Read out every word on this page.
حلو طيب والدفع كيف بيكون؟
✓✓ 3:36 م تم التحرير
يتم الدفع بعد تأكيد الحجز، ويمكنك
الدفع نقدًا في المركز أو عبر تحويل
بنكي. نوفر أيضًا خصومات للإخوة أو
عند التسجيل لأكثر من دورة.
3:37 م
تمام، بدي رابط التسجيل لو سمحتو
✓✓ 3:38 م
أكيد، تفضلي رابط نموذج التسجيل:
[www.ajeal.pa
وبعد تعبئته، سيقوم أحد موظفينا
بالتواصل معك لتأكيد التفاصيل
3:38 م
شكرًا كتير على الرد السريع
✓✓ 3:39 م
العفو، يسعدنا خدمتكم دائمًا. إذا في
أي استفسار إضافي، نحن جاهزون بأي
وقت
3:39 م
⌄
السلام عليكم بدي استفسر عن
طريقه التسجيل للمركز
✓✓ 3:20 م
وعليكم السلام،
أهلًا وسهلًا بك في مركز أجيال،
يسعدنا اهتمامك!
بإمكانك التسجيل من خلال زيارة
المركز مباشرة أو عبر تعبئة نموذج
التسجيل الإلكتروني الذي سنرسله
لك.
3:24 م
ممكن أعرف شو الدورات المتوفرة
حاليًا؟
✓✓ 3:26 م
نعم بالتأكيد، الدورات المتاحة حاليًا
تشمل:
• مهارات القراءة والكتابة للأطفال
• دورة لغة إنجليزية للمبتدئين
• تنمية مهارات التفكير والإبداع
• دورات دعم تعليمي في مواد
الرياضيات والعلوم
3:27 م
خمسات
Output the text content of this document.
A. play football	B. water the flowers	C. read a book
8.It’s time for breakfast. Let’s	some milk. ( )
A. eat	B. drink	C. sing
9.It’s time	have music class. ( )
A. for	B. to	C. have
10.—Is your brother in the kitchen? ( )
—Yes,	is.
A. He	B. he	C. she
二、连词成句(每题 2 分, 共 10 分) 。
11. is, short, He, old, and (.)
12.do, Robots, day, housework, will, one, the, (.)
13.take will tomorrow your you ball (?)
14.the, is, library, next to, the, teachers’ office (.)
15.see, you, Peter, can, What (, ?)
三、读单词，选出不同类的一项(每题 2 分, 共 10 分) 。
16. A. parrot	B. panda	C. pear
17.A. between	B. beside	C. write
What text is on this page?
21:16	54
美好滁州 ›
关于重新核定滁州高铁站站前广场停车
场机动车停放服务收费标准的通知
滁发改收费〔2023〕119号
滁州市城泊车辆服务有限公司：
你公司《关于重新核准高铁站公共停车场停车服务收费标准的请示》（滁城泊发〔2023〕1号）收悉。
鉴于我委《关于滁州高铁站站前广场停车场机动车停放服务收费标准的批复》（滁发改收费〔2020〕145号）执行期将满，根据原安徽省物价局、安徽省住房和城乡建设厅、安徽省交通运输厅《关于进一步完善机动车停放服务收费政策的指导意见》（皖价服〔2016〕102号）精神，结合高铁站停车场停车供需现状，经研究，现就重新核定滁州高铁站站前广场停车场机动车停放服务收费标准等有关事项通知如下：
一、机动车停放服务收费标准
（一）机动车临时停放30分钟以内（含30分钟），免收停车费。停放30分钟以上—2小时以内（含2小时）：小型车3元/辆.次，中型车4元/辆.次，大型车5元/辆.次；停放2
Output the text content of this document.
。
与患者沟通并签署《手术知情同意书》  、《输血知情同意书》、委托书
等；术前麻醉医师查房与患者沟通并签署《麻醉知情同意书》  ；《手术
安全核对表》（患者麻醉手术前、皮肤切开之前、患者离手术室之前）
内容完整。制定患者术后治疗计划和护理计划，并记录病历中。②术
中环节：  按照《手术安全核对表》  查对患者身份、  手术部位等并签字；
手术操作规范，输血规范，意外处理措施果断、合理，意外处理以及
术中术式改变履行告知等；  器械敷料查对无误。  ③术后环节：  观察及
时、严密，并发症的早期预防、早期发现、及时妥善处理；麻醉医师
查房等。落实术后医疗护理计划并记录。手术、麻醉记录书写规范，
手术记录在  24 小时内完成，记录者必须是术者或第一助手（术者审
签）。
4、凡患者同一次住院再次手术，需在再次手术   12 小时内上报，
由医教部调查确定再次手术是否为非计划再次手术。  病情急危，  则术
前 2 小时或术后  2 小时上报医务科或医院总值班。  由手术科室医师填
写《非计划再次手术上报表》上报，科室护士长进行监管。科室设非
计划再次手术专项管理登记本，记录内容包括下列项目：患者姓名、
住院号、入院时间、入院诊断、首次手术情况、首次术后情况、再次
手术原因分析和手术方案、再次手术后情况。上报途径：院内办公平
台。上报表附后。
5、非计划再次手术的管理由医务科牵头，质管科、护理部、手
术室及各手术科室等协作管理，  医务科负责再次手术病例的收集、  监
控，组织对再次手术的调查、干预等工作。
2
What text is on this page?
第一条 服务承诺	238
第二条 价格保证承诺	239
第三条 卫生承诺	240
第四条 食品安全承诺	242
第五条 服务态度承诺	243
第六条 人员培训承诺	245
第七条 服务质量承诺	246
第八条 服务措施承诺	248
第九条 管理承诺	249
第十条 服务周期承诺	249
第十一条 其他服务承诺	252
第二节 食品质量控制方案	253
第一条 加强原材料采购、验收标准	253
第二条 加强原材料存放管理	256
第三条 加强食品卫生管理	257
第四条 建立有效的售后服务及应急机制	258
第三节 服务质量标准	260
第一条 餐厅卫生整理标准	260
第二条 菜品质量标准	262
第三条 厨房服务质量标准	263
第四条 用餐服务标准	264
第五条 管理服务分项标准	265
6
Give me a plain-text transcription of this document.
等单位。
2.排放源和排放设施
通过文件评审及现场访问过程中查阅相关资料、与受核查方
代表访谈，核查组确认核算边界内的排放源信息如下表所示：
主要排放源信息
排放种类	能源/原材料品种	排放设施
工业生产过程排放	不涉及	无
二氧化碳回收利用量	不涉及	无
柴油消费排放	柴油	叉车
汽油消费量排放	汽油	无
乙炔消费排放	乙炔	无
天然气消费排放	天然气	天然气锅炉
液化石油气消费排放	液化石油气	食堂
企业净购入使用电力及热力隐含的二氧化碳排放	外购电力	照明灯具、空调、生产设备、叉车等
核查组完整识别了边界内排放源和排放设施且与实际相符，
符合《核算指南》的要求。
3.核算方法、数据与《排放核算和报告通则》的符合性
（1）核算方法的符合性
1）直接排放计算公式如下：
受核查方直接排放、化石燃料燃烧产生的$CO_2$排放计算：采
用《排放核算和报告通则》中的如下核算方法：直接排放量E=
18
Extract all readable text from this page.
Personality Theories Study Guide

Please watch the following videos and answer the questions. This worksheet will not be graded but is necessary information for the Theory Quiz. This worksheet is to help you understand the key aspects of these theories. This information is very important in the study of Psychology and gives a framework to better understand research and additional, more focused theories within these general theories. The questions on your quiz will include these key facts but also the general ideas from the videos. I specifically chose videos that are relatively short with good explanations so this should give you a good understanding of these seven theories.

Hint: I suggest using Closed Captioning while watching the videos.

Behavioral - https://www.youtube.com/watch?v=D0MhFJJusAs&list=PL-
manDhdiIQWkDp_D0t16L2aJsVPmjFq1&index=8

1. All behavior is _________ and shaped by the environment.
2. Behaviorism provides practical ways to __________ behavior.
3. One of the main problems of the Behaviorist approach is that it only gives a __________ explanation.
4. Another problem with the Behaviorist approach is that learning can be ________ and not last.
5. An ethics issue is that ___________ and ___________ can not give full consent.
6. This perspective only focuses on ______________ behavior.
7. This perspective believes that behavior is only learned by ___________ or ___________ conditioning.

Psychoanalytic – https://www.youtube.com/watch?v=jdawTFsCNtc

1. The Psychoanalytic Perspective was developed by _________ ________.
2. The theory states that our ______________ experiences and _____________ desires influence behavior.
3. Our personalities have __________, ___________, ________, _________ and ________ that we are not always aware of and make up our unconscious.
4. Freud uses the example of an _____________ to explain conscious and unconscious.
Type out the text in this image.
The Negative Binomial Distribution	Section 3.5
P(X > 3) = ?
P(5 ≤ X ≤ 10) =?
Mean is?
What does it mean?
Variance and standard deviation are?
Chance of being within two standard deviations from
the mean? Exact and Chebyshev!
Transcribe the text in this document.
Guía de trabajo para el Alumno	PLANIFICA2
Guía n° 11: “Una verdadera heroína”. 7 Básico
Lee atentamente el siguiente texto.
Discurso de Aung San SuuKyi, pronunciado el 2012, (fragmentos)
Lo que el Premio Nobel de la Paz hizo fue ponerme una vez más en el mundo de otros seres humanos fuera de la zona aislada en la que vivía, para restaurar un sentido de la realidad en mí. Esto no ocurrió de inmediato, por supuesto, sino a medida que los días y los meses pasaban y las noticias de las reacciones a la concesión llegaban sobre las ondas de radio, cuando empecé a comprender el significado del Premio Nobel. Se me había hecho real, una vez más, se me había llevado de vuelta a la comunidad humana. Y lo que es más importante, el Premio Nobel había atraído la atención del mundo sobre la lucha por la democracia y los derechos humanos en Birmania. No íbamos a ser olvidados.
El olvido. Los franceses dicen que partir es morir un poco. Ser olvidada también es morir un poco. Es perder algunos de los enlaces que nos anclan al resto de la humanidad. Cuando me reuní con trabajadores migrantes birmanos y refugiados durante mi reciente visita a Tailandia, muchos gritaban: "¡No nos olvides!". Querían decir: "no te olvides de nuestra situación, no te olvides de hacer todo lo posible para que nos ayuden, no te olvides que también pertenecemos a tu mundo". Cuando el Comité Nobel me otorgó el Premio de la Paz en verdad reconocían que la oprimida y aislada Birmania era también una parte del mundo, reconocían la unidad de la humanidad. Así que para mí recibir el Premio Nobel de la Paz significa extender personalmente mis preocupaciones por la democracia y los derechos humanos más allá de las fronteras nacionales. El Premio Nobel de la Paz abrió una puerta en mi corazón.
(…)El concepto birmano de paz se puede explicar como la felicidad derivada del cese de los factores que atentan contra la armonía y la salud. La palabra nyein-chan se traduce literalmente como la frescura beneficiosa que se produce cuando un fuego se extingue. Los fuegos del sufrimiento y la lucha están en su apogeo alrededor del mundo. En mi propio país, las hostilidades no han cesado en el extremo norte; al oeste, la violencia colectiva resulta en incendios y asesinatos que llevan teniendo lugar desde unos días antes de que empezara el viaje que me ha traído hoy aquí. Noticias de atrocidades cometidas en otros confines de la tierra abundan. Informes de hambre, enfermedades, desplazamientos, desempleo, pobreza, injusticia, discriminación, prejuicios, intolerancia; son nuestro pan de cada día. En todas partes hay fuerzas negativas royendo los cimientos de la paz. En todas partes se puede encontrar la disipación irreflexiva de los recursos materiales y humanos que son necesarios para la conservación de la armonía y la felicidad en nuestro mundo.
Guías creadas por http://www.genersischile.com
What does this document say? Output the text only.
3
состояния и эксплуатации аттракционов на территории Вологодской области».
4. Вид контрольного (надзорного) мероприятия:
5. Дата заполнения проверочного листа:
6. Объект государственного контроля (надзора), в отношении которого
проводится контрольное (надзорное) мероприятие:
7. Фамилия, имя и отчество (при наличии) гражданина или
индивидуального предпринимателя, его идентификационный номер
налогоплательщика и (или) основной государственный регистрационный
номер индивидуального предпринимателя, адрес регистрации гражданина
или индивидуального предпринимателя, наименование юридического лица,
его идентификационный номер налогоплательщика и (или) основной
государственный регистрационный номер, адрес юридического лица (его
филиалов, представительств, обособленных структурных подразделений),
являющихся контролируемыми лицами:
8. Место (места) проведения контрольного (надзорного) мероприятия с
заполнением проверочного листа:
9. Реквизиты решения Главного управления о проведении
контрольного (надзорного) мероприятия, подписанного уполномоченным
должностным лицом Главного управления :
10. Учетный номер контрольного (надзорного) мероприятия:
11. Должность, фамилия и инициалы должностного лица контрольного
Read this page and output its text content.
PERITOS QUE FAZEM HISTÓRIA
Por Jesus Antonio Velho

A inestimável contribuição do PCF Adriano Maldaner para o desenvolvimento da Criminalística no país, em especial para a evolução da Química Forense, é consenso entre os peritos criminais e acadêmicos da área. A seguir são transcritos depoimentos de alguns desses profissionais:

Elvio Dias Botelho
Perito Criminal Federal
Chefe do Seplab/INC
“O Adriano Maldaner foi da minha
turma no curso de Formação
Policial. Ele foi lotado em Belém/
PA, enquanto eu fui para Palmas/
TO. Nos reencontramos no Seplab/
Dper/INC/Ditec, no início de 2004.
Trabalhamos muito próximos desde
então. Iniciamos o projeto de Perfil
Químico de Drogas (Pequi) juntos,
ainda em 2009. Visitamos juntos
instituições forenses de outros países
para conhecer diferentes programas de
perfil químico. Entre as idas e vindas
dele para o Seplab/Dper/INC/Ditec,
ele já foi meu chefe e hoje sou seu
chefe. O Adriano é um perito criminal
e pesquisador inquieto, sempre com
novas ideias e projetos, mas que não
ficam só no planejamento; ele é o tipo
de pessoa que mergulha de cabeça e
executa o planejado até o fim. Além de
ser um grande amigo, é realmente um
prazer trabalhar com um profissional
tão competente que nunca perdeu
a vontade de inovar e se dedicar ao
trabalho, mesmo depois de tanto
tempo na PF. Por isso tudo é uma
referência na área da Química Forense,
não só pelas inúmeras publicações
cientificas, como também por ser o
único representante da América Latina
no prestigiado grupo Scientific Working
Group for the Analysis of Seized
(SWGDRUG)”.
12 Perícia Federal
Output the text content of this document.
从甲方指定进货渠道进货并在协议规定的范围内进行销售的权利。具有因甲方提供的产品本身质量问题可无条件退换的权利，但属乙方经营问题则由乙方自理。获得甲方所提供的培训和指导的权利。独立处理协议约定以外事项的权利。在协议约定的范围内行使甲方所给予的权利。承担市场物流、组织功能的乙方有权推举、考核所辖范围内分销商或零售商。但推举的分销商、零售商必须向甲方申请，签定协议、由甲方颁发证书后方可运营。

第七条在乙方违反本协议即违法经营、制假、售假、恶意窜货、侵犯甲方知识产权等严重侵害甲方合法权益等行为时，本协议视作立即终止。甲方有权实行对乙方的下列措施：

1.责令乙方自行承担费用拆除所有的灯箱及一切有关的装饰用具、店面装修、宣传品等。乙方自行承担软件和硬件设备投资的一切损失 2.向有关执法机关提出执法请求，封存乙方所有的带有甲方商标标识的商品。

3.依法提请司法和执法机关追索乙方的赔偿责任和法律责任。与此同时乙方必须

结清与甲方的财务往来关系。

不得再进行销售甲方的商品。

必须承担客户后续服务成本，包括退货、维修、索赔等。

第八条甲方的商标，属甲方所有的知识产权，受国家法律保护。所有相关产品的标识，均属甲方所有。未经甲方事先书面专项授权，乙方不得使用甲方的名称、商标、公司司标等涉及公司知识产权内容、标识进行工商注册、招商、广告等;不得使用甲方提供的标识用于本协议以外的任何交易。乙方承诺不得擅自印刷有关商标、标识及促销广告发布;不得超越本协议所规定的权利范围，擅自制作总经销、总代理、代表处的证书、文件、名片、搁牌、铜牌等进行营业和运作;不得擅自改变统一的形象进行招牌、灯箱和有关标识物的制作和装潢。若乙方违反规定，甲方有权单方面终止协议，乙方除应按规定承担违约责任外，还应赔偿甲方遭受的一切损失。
————
_WORK TO BE COMPLETED_
Pick out the lines above that hold the string "will" and show them.

_PROBLEM SOLUTION_
12.do, Robots, day, housework, will, one, the, (.)
13.take will tomorrow your you ball (?)
Please watch the following videos and answer the questions. This worksheet will not be graded but is necessary information for the Theory Quiz. This worksheet is to help you understand the key aspects of these theories. This information is very important in the study of Psychology and gives a framework to better understand research and additional, more focused theories within these general theories. The questions on your quiz will include these key facts but also the general ideas from the videos. I specifically chose videos that are relatively short with good explanations so this should give you a good understanding of these seven theories.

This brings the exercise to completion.